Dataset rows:
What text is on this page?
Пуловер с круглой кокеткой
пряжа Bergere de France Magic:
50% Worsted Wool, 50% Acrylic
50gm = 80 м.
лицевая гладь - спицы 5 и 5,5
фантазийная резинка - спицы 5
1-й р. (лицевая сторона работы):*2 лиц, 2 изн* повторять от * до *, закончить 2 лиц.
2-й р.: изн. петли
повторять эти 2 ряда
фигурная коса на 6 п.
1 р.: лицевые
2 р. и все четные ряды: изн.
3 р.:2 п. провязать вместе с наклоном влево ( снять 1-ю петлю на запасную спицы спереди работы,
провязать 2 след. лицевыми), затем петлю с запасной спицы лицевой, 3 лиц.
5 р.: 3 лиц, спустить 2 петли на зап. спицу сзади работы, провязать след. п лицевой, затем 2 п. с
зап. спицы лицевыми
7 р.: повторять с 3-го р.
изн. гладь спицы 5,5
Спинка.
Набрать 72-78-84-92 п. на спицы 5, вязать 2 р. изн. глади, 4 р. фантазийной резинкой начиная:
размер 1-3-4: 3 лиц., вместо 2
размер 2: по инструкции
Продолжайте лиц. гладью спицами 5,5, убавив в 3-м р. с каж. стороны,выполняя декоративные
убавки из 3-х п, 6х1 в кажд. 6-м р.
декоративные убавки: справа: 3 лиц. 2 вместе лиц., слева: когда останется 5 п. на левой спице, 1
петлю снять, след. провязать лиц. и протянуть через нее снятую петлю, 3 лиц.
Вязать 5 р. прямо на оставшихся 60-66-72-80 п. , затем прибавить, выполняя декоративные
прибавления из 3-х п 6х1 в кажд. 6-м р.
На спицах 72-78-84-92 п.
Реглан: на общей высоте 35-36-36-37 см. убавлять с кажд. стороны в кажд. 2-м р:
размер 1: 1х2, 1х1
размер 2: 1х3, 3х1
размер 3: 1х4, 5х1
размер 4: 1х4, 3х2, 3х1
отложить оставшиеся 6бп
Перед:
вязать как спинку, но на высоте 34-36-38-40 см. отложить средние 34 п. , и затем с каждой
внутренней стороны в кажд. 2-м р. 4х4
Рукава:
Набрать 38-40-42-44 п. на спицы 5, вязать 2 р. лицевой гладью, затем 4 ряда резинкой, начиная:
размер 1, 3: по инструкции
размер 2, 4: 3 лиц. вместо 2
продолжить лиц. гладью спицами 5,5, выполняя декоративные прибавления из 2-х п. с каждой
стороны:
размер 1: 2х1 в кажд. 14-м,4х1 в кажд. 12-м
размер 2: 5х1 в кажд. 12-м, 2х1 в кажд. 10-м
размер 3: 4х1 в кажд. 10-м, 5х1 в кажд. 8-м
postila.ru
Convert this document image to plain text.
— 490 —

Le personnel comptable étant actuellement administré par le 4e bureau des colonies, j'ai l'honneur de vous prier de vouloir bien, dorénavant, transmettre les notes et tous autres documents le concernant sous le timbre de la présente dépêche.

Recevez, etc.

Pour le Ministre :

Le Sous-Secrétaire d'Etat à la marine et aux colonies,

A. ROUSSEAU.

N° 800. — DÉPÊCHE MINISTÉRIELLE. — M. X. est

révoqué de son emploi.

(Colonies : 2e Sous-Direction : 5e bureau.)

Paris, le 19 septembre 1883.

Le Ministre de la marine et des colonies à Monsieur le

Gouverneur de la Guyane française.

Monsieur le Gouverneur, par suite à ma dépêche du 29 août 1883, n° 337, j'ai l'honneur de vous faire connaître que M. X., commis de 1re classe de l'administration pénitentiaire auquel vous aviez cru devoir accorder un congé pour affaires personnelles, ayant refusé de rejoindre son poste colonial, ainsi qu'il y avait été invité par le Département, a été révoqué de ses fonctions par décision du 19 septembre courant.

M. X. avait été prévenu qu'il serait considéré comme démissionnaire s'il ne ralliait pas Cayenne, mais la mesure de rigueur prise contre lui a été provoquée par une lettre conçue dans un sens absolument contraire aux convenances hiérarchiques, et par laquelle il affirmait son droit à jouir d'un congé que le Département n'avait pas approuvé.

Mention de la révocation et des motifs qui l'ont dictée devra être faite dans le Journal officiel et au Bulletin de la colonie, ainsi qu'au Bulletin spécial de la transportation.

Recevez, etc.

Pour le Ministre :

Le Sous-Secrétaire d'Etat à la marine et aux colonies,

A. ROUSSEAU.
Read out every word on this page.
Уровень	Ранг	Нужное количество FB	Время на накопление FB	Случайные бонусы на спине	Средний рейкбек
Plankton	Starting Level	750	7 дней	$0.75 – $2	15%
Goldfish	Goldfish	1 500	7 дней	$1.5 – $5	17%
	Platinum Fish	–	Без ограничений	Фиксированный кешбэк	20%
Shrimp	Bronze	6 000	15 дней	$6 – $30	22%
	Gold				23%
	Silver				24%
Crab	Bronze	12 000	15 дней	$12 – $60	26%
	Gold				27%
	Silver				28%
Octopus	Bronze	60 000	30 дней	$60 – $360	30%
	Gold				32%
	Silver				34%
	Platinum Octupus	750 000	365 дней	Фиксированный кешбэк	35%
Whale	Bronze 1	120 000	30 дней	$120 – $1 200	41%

Task directions: From the listing, tally every line with the word "след" in it and give only the tally.

Task solution: 3